Data excerpts
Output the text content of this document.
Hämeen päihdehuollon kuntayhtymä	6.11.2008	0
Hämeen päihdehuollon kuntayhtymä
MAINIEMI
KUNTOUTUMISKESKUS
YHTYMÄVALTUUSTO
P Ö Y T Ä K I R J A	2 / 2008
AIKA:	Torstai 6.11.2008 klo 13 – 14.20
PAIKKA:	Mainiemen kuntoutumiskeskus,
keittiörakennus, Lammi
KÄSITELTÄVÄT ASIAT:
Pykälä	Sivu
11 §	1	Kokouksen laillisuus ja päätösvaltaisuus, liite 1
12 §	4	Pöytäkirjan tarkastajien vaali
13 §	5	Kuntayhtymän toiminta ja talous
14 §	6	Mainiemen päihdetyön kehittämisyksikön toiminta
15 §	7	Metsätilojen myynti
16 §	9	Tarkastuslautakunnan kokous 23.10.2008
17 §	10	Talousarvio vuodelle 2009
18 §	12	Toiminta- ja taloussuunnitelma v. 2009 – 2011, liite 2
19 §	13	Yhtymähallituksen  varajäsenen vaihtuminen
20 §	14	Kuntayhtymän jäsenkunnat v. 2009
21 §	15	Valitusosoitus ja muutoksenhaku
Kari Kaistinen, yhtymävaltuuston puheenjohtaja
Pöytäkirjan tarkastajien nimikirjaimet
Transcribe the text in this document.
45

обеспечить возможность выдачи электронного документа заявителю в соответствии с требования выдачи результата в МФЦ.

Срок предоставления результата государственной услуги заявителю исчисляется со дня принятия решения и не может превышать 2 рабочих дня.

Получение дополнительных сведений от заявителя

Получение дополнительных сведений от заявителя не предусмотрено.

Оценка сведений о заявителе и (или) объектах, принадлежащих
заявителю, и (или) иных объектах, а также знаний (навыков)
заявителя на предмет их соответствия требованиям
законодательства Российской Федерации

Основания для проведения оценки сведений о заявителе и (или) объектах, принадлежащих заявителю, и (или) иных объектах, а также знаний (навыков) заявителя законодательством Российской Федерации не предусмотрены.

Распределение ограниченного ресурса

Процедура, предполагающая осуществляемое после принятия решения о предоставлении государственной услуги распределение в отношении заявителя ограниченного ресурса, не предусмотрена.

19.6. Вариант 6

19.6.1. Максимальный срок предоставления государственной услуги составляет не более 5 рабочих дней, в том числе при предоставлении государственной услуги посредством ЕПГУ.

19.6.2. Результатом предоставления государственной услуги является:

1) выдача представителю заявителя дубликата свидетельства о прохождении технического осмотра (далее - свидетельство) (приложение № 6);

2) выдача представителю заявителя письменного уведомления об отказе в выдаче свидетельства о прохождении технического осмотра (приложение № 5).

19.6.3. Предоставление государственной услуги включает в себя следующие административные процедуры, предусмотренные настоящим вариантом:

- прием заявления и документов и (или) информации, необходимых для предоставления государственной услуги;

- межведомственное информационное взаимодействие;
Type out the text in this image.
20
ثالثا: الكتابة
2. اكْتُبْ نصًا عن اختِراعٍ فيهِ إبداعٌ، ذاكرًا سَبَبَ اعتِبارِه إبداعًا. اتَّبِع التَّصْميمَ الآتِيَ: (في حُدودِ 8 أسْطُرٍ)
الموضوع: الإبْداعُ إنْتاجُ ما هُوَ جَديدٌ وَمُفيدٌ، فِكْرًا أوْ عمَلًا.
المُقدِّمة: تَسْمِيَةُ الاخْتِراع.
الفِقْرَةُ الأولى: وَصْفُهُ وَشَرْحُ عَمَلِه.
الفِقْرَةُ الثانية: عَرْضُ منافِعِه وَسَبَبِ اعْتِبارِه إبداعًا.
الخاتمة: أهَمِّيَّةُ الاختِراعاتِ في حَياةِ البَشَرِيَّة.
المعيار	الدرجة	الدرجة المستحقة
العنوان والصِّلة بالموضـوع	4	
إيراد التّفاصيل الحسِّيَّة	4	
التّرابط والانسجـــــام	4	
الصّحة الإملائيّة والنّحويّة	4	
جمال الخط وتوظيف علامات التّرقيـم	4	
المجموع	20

* **GIVEN PROBLEM**: Pick out each line that holds the string "Kuntayhtymän".

* **CORRECT RESULT**:
13 §	5	Kuntayhtymän toiminta ja talous
20 §	14	Kuntayhtymän jäsenkunnat v. 2009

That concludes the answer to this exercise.